▸ Set task: Repeat each entry as written, dropping any picture you find.

▸ Material to process:
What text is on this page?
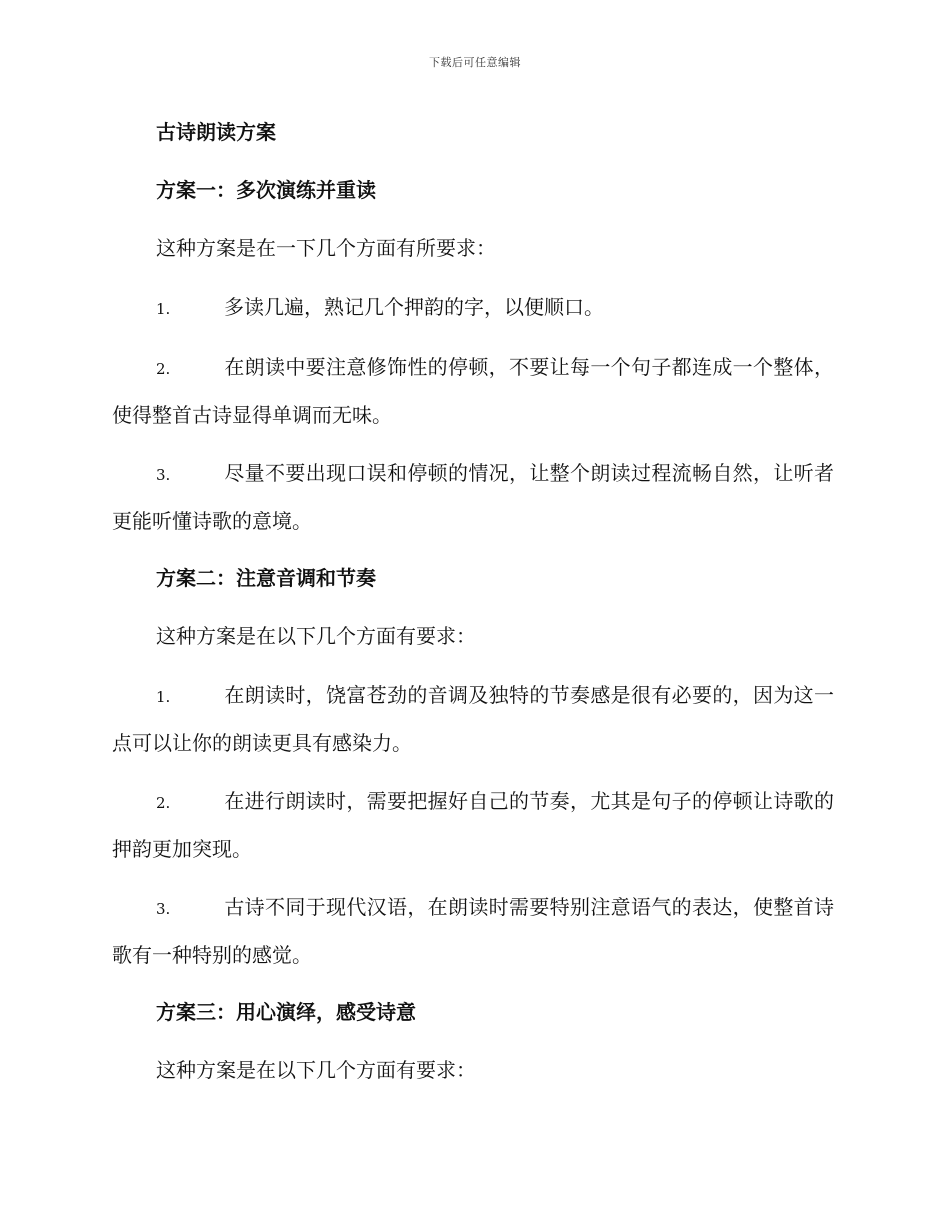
下载后可任意编辑
古诗朗读方案
方案一：多次演练并重读
这种方案是在一下几个方面有所要求：
1.	多读几遍，熟记几个押韵的字，以便顺口。
2.	在朗读中要注意修饰性的停顿，不要让每一个句子都连成一个整体，使得整首古诗显得单调而无味。
3.	尽量不要出现口误和停顿的情况，让整个朗读过程流畅自然，让听者更能听懂诗歌的意境。
方案二：注意音调和节奏
这种方案是在以下几个方面有要求：
1.	在朗读时，饶富苍劲的音调及独特的节奏感是很有必要的，因为这一点可以让你的朗读更具有感染力。
2.	在进行朗读时，需要把握好自己的节奏，尤其是句子的停顿让诗歌的押韵更加突现。
3.	古诗不同于现代汉语，在朗读时需要特别注意语气的表达，使整首诗歌有一种特别的感觉。
方案三：用心演绎，感受诗意
这种方案是在以下几个方面有要求：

▸ Solution:
What text is on this page?
下载后可任意编辑
古诗朗读方案
方案一：多次演练并重读
这种方案是在一下几个方面有所要求：
1.	多读几遍，熟记几个押韵的字，以便顺口。
2.	在朗读中要注意修饰性的停顿，不要让每一个句子都连成一个整体，使得整首古诗显得单调而无味。
3.	尽量不要出现口误和停顿的情况，让整个朗读过程流畅自然，让听者更能听懂诗歌的意境。
方案二：注意音调和节奏
这种方案是在以下几个方面有要求：
1.	在朗读时，饶富苍劲的音调及独特的节奏感是很有必要的，因为这一点可以让你的朗读更具有感染力。
2.	在进行朗读时，需要把握好自己的节奏，尤其是句子的停顿让诗歌的押韵更加突现。
3.	古诗不同于现代汉语，在朗读时需要特别注意语气的表达，使整首诗歌有一种特别的感觉。
方案三：用心演绎，感受诗意
这种方案是在以下几个方面有要求：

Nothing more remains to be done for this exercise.